▶ **WRITTEN PROBLEM**
Give the data again exactly as written, skipping any pictures.

── INPUT MATERIAL

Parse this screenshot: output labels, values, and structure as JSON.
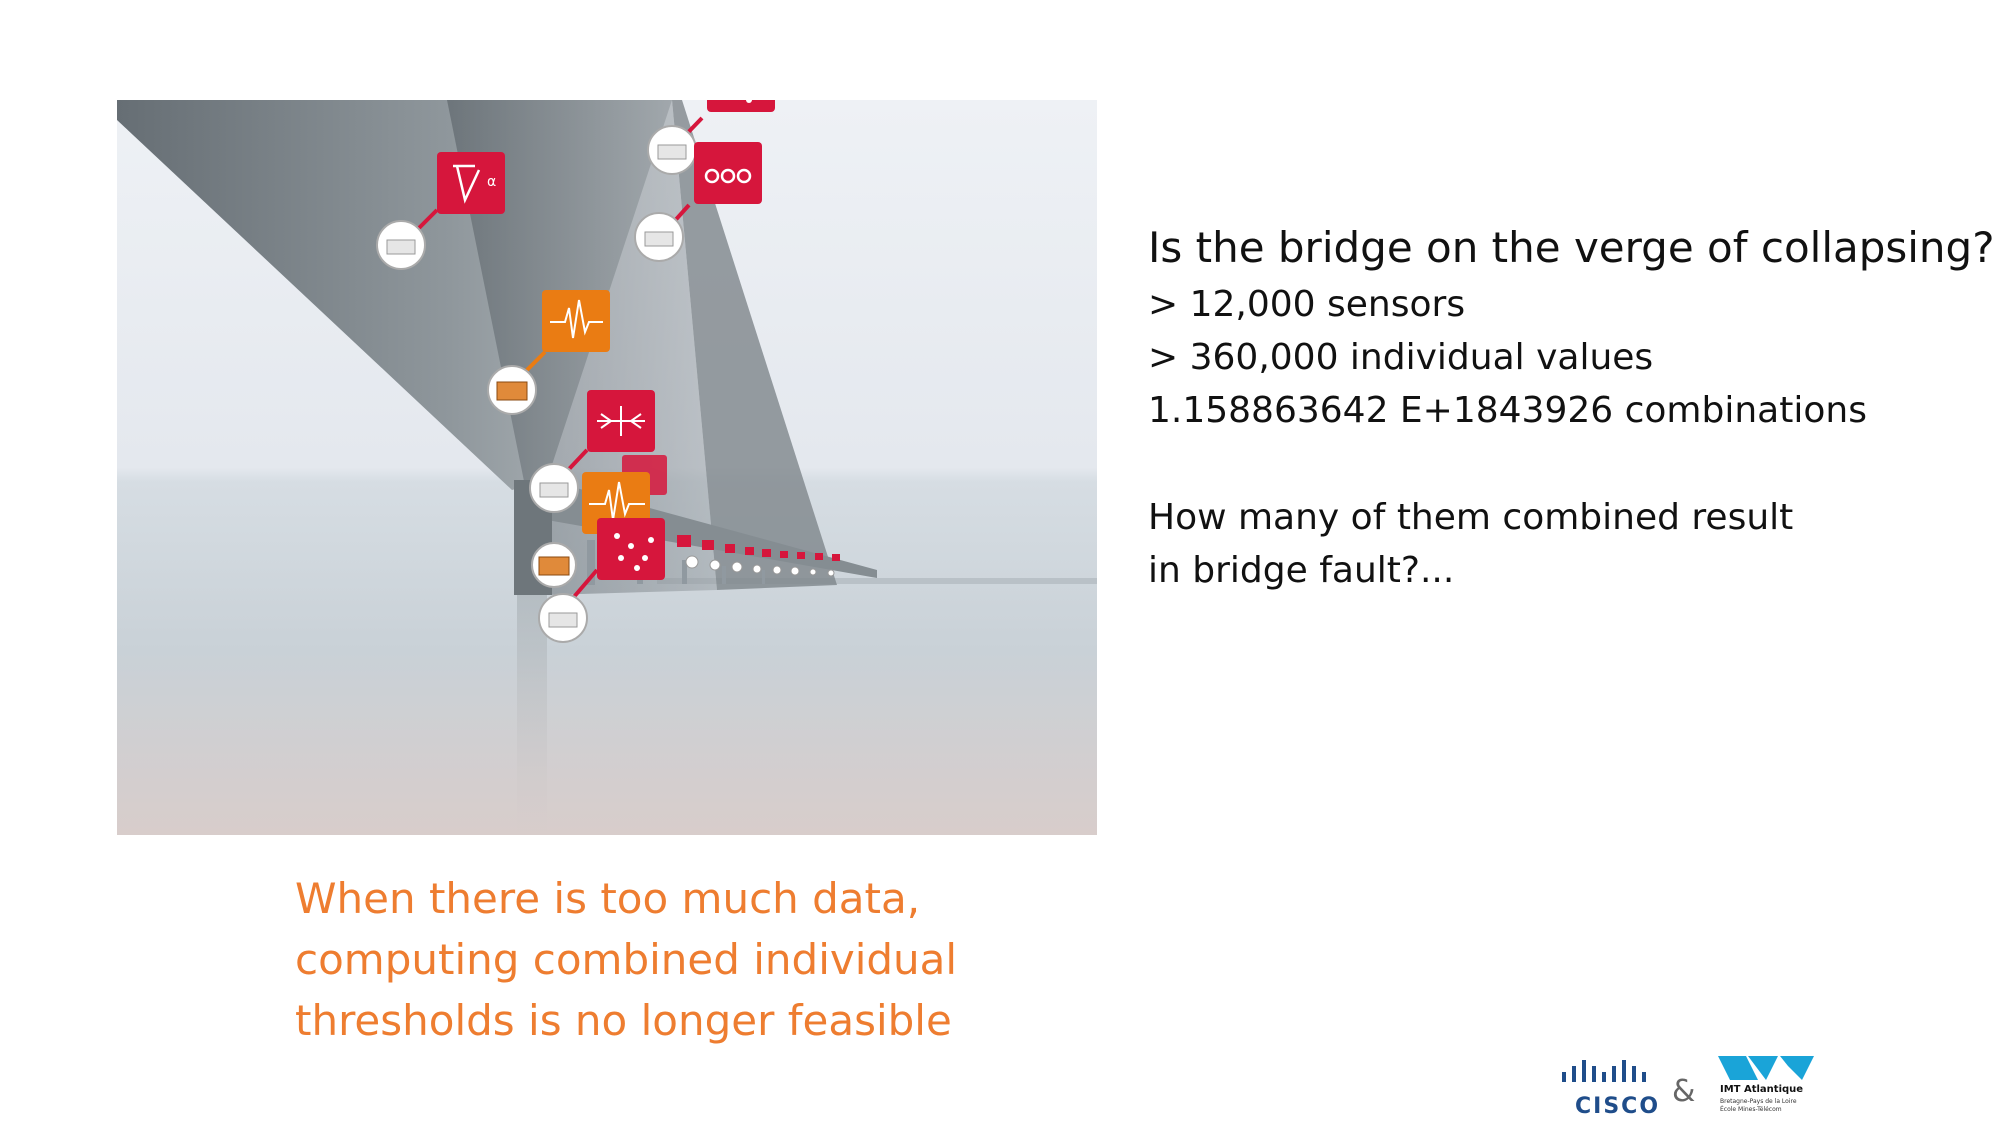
{
  "slide": {
    "headline": "Is the bridge on the verge of collapsing?",
    "facts": [
      "> 12,000 sensors",
      "> 360,000 individual values",
      "1.158863642 E+1843926 combinations"
    ],
    "question_lines": [
      "How many of them combined result",
      "in bridge fault?..."
    ],
    "caption_lines": [
      "When there is too much data,",
      "computing combined individual",
      "thresholds is no longer feasible"
    ]
  },
  "photo": {
    "sensor_icons": [
      "strain-gauge-icon",
      "humidity-icon",
      "particles-icon",
      "vibration-icon",
      "displacement-icon",
      "vibration-icon",
      "particles-icon"
    ],
    "sensor_labels": {
      "angle": "α"
    }
  },
  "logos": {
    "cisco": "CISCO",
    "ampersand": "&",
    "imt_name": "IMT Atlantique",
    "imt_sub_1": "Bretagne-Pays de la Loire",
    "imt_sub_2": "École Mines-Télécom"
  },
  "colors": {
    "caption": "#ee7d30",
    "sensor_red": "#d6163c",
    "sensor_orange": "#ea7c13",
    "cisco_blue": "#1f4d8a",
    "imt_cyan": "#1aa4d8"
  }
}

────

▶ **FULL RESPONSE**
Parse this screenshot: output labels, values, and structure as JSON.
{
  "slide": {
    "headline": "Is the bridge on the verge of collapsing?",
    "facts": [
      "> 12,000 sensors",
      "> 360,000 individual values",
      "1.158863642 E+1843926 combinations"
    ],
    "question_lines": [
      "How many of them combined result",
      "in bridge fault?..."
    ],
    "caption_lines": [
      "When there is too much data,",
      "computing combined individual",
      "thresholds is no longer feasible"
    ]
  },
  "photo": {
    "sensor_icons": [
      "strain-gauge-icon",
      "humidity-icon",
      "particles-icon",
      "vibration-icon",
      "displacement-icon",
      "vibration-icon",
      "particles-icon"
    ],
    "sensor_labels": {
      "angle": "α"
    }
  },
  "logos": {
    "cisco": "CISCO",
    "ampersand": "&",
    "imt_name": "IMT Atlantique",
    "imt_sub_1": "Bretagne-Pays de la Loire",
    "imt_sub_2": "École Mines-Télécom"
  },
  "colors": {
    "caption": "#ee7d30",
    "sensor_red": "#d6163c",
    "sensor_orange": "#ea7c13",
    "cisco_blue": "#1f4d8a",
    "imt_cyan": "#1aa4d8"
  }
}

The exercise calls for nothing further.